-- START --
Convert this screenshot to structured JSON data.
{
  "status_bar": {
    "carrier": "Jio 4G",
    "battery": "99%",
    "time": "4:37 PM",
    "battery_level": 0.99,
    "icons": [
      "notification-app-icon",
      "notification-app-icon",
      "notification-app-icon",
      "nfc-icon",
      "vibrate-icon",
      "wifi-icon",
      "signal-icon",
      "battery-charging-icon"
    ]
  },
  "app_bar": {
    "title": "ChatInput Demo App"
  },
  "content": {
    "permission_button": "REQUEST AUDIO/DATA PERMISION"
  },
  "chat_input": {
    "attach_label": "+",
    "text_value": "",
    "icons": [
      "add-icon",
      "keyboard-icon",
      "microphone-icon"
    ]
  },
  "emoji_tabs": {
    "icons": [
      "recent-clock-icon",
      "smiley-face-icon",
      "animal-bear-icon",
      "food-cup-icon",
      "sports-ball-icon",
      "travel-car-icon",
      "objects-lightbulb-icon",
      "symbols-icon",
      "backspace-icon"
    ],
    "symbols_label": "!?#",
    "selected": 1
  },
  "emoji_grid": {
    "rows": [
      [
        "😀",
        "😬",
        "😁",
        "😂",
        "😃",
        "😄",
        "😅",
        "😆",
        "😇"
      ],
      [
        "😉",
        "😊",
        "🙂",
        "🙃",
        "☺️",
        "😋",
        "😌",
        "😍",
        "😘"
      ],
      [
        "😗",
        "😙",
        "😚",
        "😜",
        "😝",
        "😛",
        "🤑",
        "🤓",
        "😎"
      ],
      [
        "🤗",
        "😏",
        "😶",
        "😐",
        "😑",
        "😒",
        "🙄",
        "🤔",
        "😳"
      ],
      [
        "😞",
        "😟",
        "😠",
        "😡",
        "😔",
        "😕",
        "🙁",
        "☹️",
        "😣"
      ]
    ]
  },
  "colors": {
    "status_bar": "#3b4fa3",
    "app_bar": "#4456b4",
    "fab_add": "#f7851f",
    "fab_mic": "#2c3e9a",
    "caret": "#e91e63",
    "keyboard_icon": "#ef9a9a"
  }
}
-- END --
Print out every entry, keeping each one exact.

EXERCISE SOLUTION ▸
Convert this screenshot to structured JSON data.
{
  "status_bar": {
    "carrier": "Jio 4G",
    "battery": "99%",
    "time": "4:37 PM",
    "battery_level": 0.99,
    "icons": [
      "notification-app-icon",
      "notification-app-icon",
      "notification-app-icon",
      "nfc-icon",
      "vibrate-icon",
      "wifi-icon",
      "signal-icon",
      "battery-charging-icon"
    ]
  },
  "app_bar": {
    "title": "ChatInput Demo App"
  },
  "content": {
    "permission_button": "REQUEST AUDIO/DATA PERMISION"
  },
  "chat_input": {
    "attach_label": "+",
    "text_value": "",
    "icons": [
      "add-icon",
      "keyboard-icon",
      "microphone-icon"
    ]
  },
  "emoji_tabs": {
    "icons": [
      "recent-clock-icon",
      "smiley-face-icon",
      "animal-bear-icon",
      "food-cup-icon",
      "sports-ball-icon",
      "travel-car-icon",
      "objects-lightbulb-icon",
      "symbols-icon",
      "backspace-icon"
    ],
    "symbols_label": "!?#",
    "selected": 1
  },
  "emoji_grid": {
    "rows": [
      [
        "😀",
        "😬",
        "😁",
        "😂",
        "😃",
        "😄",
        "😅",
        "😆",
        "😇"
      ],
      [
        "😉",
        "😊",
        "🙂",
        "🙃",
        "☺️",
        "😋",
        "😌",
        "😍",
        "😘"
      ],
      [
        "😗",
        "😙",
        "😚",
        "😜",
        "😝",
        "😛",
        "🤑",
        "🤓",
        "😎"
      ],
      [
        "🤗",
        "😏",
        "😶",
        "😐",
        "😑",
        "😒",
        "🙄",
        "🤔",
        "😳"
      ],
      [
        "😞",
        "😟",
        "😠",
        "😡",
        "😔",
        "😕",
        "🙁",
        "☹️",
        "😣"
      ]
    ]
  },
  "colors": {
    "status_bar": "#3b4fa3",
    "app_bar": "#4456b4",
    "fab_add": "#f7851f",
    "fab_mic": "#2c3e9a",
    "caret": "#e91e63",
    "keyboard_icon": "#ef9a9a"
  }
}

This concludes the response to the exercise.